Given entries:
-.-.-

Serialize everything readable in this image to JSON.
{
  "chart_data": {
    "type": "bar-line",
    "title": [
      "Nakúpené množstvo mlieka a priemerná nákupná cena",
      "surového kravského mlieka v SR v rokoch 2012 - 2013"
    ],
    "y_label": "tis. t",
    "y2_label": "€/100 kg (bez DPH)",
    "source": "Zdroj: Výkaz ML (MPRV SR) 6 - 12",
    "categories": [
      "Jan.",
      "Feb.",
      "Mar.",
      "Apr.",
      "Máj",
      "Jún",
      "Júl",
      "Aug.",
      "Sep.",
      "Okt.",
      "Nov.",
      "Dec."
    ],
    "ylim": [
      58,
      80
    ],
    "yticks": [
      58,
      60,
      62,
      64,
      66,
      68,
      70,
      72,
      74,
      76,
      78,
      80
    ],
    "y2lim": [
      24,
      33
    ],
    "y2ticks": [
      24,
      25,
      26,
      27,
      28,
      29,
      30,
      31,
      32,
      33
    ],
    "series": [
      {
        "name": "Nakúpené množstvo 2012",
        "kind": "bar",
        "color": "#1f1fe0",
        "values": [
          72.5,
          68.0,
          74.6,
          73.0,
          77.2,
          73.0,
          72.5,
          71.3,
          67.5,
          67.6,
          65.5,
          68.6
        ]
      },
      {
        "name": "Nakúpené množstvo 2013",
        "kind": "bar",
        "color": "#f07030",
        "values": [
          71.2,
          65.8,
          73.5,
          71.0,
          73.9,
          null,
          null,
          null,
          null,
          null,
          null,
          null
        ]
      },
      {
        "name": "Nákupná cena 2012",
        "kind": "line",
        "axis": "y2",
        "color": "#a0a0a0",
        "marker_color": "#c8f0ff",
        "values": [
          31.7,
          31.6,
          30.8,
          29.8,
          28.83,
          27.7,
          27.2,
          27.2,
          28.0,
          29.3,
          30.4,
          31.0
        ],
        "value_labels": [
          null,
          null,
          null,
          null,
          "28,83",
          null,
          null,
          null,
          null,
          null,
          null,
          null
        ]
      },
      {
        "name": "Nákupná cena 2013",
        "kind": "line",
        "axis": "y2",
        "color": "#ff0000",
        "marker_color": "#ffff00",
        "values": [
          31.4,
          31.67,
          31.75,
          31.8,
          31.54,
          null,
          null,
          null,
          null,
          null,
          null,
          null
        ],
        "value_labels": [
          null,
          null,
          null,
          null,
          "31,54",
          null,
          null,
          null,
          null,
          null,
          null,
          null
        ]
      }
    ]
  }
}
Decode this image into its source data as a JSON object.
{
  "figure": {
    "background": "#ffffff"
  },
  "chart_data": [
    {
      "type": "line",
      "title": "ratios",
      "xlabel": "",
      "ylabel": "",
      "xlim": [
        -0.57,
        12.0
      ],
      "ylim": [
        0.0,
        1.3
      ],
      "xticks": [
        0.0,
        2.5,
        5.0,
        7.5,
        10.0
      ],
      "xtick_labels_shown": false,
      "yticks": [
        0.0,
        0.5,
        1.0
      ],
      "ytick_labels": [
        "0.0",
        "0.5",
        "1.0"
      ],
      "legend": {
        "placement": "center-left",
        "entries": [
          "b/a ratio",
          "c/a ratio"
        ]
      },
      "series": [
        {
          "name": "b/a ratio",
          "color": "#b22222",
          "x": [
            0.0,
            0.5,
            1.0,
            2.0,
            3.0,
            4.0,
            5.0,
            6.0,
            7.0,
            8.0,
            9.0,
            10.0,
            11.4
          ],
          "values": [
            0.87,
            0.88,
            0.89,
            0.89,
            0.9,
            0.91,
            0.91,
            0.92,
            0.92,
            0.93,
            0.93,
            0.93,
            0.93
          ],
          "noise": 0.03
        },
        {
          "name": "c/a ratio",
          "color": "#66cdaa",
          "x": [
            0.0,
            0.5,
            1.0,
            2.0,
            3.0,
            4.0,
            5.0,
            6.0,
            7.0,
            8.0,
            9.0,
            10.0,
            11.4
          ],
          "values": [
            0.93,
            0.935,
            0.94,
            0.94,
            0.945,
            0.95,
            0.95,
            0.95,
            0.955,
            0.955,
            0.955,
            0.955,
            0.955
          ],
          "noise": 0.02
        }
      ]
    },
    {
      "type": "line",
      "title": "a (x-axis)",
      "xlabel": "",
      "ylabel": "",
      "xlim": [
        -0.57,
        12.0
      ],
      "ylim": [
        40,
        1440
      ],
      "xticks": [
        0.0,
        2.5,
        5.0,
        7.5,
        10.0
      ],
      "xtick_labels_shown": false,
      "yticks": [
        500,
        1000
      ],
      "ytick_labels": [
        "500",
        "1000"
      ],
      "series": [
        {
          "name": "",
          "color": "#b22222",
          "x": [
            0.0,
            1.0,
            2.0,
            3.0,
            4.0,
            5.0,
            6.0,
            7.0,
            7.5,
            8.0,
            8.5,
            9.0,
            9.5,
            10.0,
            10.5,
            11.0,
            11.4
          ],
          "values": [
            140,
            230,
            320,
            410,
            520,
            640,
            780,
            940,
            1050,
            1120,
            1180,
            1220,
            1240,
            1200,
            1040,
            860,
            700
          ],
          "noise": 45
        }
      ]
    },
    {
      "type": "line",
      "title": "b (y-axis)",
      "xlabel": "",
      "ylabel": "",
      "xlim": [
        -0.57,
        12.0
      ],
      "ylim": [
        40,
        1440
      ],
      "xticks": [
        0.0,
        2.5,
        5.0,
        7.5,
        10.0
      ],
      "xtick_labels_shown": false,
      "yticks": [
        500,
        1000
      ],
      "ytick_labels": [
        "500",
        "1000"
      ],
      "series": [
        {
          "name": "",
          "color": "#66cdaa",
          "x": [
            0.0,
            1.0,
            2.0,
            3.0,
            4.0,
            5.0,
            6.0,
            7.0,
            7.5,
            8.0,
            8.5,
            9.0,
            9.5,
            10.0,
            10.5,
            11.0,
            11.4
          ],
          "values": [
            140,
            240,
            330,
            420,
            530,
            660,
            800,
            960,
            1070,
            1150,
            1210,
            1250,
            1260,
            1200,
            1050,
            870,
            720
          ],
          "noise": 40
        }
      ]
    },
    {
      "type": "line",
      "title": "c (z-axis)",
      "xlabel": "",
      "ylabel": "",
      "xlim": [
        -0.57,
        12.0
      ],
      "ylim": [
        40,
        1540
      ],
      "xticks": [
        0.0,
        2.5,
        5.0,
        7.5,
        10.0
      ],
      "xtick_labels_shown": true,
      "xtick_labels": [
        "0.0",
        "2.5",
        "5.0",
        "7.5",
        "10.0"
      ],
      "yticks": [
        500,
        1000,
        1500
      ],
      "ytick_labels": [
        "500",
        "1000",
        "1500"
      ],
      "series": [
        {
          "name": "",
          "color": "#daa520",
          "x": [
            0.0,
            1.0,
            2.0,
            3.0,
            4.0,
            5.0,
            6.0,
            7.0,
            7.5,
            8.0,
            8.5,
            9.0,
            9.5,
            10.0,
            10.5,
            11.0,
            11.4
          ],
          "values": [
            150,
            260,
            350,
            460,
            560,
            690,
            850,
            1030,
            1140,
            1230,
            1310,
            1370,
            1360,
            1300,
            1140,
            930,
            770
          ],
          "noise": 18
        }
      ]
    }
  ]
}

-.-.-

Exercise objective:
Return solely the number of lines in the data that include the word "title".

The output:
5